(Structured figure records)
###

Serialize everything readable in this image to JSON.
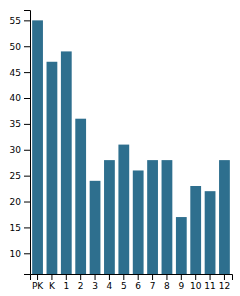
{
  "chart_data": {
    "type": "bar",
    "categories": [
      "PK",
      "K",
      "1",
      "2",
      "3",
      "4",
      "5",
      "6",
      "7",
      "8",
      "9",
      "10",
      "11",
      "12"
    ],
    "values": [
      55,
      47,
      49,
      36,
      24,
      28,
      31,
      26,
      28,
      28,
      17,
      23,
      22,
      28
    ],
    "color": "#2e6f8e",
    "ylim": [
      6,
      57
    ],
    "yticks": [
      10,
      15,
      20,
      25,
      30,
      35,
      40,
      45,
      50,
      55
    ],
    "grid": false
  }
}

###

Transcribe the listing above verbatim. Omit the pictures.

*Solved exercise:*
Serialize everything readable in this image to JSON.
{
  "chart_data": {
    "type": "bar",
    "categories": [
      "PK",
      "K",
      "1",
      "2",
      "3",
      "4",
      "5",
      "6",
      "7",
      "8",
      "9",
      "10",
      "11",
      "12"
    ],
    "values": [
      55,
      47,
      49,
      36,
      24,
      28,
      31,
      26,
      28,
      28,
      17,
      23,
      22,
      28
    ],
    "color": "#2e6f8e",
    "ylim": [
      6,
      57
    ],
    "yticks": [
      10,
      15,
      20,
      25,
      30,
      35,
      40,
      45,
      50,
      55
    ],
    "grid": false
  }
}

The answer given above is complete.